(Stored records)
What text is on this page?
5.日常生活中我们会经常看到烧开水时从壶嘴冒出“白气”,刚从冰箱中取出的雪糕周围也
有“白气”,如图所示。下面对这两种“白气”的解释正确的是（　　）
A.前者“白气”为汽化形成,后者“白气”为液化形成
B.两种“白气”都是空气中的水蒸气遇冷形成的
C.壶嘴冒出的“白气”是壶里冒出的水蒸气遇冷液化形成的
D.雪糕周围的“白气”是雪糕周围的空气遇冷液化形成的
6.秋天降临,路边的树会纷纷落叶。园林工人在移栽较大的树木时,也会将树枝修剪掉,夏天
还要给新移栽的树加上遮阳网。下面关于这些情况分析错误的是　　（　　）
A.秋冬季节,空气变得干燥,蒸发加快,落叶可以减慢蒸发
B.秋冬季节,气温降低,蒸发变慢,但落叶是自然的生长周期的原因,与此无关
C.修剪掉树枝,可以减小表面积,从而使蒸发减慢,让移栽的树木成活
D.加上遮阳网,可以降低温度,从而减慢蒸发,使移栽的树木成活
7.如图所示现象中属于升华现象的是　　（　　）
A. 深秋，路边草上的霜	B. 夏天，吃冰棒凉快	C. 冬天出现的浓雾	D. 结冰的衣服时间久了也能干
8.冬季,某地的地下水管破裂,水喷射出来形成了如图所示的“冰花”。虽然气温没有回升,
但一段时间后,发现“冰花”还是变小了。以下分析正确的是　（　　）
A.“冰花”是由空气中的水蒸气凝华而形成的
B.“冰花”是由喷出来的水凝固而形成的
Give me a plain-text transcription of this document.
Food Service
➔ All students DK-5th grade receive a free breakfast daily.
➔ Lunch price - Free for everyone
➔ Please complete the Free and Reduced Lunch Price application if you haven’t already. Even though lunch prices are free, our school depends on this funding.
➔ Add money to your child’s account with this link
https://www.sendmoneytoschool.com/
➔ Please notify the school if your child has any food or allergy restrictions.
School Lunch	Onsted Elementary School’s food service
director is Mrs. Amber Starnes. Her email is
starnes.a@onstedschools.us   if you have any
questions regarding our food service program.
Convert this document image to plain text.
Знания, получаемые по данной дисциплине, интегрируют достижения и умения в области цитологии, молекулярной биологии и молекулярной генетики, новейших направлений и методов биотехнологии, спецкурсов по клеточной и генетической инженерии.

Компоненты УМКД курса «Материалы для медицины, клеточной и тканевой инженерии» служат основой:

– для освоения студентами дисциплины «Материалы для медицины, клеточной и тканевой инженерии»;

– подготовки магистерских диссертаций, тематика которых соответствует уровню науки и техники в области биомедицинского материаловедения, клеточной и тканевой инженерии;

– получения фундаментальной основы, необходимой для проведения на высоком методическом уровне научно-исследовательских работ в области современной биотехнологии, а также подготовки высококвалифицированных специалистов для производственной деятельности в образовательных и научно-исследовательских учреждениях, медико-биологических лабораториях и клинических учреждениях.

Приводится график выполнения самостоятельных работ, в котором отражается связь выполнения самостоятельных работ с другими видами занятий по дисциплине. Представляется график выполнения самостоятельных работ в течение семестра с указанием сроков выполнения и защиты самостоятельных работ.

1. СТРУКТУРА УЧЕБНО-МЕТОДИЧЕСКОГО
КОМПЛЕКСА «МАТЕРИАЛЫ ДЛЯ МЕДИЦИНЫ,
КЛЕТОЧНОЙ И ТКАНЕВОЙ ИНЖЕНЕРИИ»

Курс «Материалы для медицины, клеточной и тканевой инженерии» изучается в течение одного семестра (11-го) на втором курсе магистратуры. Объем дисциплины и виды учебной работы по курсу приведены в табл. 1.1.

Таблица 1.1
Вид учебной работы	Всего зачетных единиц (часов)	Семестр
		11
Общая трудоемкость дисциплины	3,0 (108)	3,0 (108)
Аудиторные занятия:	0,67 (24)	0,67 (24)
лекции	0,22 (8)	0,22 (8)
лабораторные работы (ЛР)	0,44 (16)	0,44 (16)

--- GIVEN REQUEST ---
Check all the records above and select each line where the string "plain" is found.

--- FINISHED TASK ---
Give me a plain-text transcription of this document.
Convert this document image to plain text.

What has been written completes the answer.